__MATERIAL FOR THIS EXERCISE__.
++++++++++++++++++++

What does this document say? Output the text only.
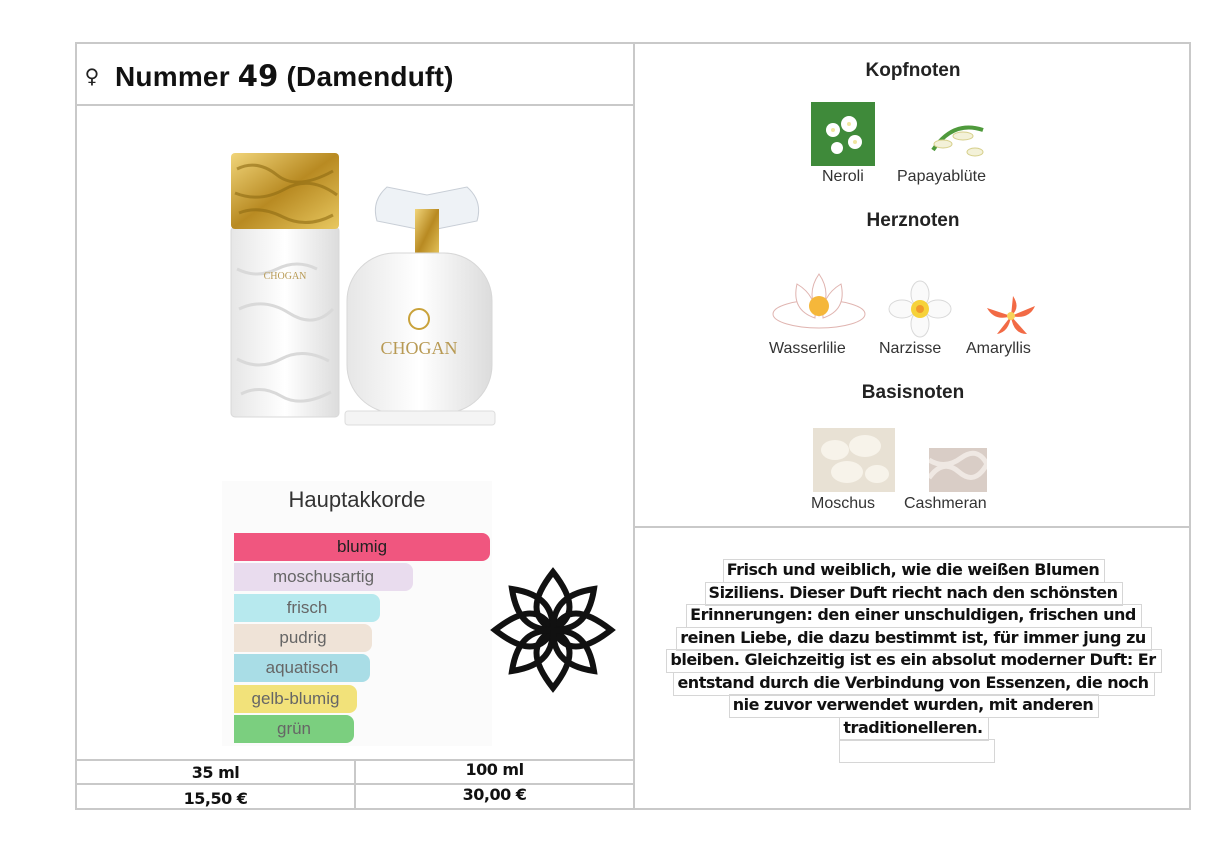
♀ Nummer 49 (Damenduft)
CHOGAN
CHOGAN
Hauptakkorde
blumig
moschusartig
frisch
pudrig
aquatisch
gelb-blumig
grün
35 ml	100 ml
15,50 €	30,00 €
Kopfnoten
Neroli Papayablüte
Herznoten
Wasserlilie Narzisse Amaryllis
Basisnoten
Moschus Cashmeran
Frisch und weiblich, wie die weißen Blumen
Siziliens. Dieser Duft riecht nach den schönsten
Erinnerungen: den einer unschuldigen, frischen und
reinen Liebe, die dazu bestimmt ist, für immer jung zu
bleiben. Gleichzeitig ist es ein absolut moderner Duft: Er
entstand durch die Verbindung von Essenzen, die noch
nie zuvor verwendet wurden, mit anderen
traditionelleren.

++++++++++++++++++++

Omit every picture, and otherwise quote the entries exactly.

What does this document say? Output the text only.
♀ Nummer 49 (Damenduft)
CHOGAN
CHOGAN
Hauptakkorde
blumig
moschusartig
frisch
pudrig
aquatisch
gelb-blumig
grün
35 ml	100 ml
15,50 €	30,00 €
Kopfnoten
Neroli Papayablüte
Herznoten
Wasserlilie Narzisse Amaryllis
Basisnoten
Moschus Cashmeran
Frisch und weiblich, wie die weißen Blumen
Siziliens. Dieser Duft riecht nach den schönsten
Erinnerungen: den einer unschuldigen, frischen und
reinen Liebe, die dazu bestimmt ist, für immer jung zu
bleiben. Gleichzeitig ist es ein absolut moderner Duft: Er
entstand durch die Verbindung von Essenzen, die noch
nie zuvor verwendet wurden, mit anderen
traditionelleren.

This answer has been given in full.